▶ [BRIEF]: The entries below are to be repeated exactly as they stand.

[Lines of data]
-- begin --

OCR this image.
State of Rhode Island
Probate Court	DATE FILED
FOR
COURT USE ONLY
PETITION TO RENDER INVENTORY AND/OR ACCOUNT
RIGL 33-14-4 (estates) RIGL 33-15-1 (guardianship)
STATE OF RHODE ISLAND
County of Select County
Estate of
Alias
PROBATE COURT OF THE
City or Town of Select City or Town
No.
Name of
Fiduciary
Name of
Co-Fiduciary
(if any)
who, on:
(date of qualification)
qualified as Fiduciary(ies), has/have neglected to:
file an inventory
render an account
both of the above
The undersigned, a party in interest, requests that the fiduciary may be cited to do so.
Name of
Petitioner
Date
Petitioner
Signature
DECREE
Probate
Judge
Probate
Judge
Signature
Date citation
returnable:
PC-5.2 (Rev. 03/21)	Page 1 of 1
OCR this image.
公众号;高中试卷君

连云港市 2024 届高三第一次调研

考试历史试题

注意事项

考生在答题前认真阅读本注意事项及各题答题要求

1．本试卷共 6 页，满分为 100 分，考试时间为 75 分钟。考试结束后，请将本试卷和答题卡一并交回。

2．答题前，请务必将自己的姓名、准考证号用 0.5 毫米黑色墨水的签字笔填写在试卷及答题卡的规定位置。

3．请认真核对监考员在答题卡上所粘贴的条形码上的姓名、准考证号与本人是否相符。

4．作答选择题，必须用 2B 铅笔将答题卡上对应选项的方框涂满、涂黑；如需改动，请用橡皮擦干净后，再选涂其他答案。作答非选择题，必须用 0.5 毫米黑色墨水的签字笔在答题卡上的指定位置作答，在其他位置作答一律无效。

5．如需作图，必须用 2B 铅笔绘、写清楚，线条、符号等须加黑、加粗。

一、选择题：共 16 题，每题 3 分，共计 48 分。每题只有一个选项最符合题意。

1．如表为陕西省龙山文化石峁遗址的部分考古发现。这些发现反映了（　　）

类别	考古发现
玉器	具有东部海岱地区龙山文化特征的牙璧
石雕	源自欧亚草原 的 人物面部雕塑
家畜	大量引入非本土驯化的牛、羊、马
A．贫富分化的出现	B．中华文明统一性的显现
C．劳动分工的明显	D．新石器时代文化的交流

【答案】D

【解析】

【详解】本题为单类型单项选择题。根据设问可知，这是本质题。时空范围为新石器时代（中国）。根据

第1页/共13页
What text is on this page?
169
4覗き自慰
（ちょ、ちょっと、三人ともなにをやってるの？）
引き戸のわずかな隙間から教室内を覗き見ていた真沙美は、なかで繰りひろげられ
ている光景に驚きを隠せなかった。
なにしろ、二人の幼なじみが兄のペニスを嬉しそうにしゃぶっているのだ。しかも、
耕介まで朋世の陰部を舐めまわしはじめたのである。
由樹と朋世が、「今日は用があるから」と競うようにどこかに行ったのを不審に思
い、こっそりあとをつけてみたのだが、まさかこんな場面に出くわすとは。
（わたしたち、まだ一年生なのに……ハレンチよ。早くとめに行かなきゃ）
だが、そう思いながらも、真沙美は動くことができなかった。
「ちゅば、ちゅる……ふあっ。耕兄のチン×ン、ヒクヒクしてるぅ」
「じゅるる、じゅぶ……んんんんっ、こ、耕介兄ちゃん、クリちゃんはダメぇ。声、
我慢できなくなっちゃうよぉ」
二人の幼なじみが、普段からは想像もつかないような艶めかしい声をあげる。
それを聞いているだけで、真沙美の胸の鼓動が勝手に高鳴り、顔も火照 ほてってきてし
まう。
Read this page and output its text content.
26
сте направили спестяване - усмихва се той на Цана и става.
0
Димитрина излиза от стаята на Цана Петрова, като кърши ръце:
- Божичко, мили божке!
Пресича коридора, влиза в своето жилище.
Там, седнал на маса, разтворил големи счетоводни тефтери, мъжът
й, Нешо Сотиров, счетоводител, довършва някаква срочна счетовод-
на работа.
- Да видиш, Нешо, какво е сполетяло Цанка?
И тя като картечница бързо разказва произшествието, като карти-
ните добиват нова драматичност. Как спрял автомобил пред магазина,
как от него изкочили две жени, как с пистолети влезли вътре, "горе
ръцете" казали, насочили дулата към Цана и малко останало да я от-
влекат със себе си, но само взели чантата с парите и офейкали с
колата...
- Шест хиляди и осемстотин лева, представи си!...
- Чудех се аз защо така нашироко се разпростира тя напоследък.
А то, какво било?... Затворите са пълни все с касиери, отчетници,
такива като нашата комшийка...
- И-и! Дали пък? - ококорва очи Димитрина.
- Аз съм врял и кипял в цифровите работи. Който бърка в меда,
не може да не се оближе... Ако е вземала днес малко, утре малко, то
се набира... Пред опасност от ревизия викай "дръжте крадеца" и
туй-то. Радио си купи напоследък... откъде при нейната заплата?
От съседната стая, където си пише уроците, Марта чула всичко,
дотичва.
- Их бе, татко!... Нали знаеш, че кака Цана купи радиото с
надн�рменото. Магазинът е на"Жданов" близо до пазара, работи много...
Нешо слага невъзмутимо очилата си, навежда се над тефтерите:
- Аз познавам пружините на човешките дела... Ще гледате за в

-- end --

▶ [ANSWER IN FULL]:
OCR this image.
State of Rhode Island
Probate Court	DATE FILED
FOR
COURT USE ONLY
PETITION TO RENDER INVENTORY AND/OR ACCOUNT
RIGL 33-14-4 (estates) RIGL 33-15-1 (guardianship)
STATE OF RHODE ISLAND
County of Select County
Estate of
Alias
PROBATE COURT OF THE
City or Town of Select City or Town
No.
Name of
Fiduciary
Name of
Co-Fiduciary
(if any)
who, on:
(date of qualification)
qualified as Fiduciary(ies), has/have neglected to:
file an inventory
render an account
both of the above
The undersigned, a party in interest, requests that the fiduciary may be cited to do so.
Name of
Petitioner
Date
Petitioner
Signature
DECREE
Probate
Judge
Probate
Judge
Signature
Date citation
returnable:
PC-5.2 (Rev. 03/21)	Page 1 of 1
OCR this image.
公众号;高中试卷君

连云港市 2024 届高三第一次调研

考试历史试题

注意事项

考生在答题前认真阅读本注意事项及各题答题要求

1．本试卷共 6 页，满分为 100 分，考试时间为 75 分钟。考试结束后，请将本试卷和答题卡一并交回。

2．答题前，请务必将自己的姓名、准考证号用 0.5 毫米黑色墨水的签字笔填写在试卷及答题卡的规定位置。

3．请认真核对监考员在答题卡上所粘贴的条形码上的姓名、准考证号与本人是否相符。

4．作答选择题，必须用 2B 铅笔将答题卡上对应选项的方框涂满、涂黑；如需改动，请用橡皮擦干净后，再选涂其他答案。作答非选择题，必须用 0.5 毫米黑色墨水的签字笔在答题卡上的指定位置作答，在其他位置作答一律无效。

5．如需作图，必须用 2B 铅笔绘、写清楚，线条、符号等须加黑、加粗。

一、选择题：共 16 题，每题 3 分，共计 48 分。每题只有一个选项最符合题意。

1．如表为陕西省龙山文化石峁遗址的部分考古发现。这些发现反映了（　　）

类别	考古发现
玉器	具有东部海岱地区龙山文化特征的牙璧
石雕	源自欧亚草原 的 人物面部雕塑
家畜	大量引入非本土驯化的牛、羊、马
A．贫富分化的出现	B．中华文明统一性的显现
C．劳动分工的明显	D．新石器时代文化的交流

【答案】D

【解析】

【详解】本题为单类型单项选择题。根据设问可知，这是本质题。时空范围为新石器时代（中国）。根据

第1页/共13页
What text is on this page?
169
4覗き自慰
（ちょ、ちょっと、三人ともなにをやってるの？）
引き戸のわずかな隙間から教室内を覗き見ていた真沙美は、なかで繰りひろげられ
ている光景に驚きを隠せなかった。
なにしろ、二人の幼なじみが兄のペニスを嬉しそうにしゃぶっているのだ。しかも、
耕介まで朋世の陰部を舐めまわしはじめたのである。
由樹と朋世が、「今日は用があるから」と競うようにどこかに行ったのを不審に思
い、こっそりあとをつけてみたのだが、まさかこんな場面に出くわすとは。
（わたしたち、まだ一年生なのに……ハレンチよ。早くとめに行かなきゃ）
だが、そう思いながらも、真沙美は動くことができなかった。
「ちゅば、ちゅる……ふあっ。耕兄のチン×ン、ヒクヒクしてるぅ」
「じゅるる、じゅぶ……んんんんっ、こ、耕介兄ちゃん、クリちゃんはダメぇ。声、
我慢できなくなっちゃうよぉ」
二人の幼なじみが、普段からは想像もつかないような艶めかしい声をあげる。
それを聞いているだけで、真沙美の胸の鼓動が勝手に高鳴り、顔も火照 ほてってきてし
まう。
Read this page and output its text content.
26
сте направили спестяване - усмихва се той на Цана и става.
0
Димитрина излиза от стаята на Цана Петрова, като кърши ръце:
- Божичко, мили божке!
Пресича коридора, влиза в своето жилище.
Там, седнал на маса, разтворил големи счетоводни тефтери, мъжът
й, Нешо Сотиров, счетоводител, довършва някаква срочна счетовод-
на работа.
- Да видиш, Нешо, какво е сполетяло Цанка?
И тя като картечница бързо разказва произшествието, като карти-
ните добиват нова драматичност. Как спрял автомобил пред магазина,
как от него изкочили две жени, как с пистолети влезли вътре, "горе
ръцете" казали, насочили дулата към Цана и малко останало да я от-
влекат със себе си, но само взели чантата с парите и офейкали с
колата...
- Шест хиляди и осемстотин лева, представи си!...
- Чудех се аз защо така нашироко се разпростира тя напоследък.
А то, какво било?... Затворите са пълни все с касиери, отчетници,
такива като нашата комшийка...
- И-и! Дали пък? - ококорва очи Димитрина.
- Аз съм врял и кипял в цифровите работи. Който бърка в меда,
не може да не се оближе... Ако е вземала днес малко, утре малко, то
се набира... Пред опасност от ревизия викай "дръжте крадеца" и
туй-то. Радио си купи напоследък... откъде при нейната заплата?
От съседната стая, където си пише уроците, Марта чула всичко,
дотичва.
- Их бе, татко!... Нали знаеш, че кака Цана купи радиото с
надн�рменото. Магазинът е на"Жданов" близо до пазара, работи много...
Нешо слага невъзмутимо очилата си, навежда се над тефтерите:
- Аз познавам пружините на човешките дела... Ще гледате за в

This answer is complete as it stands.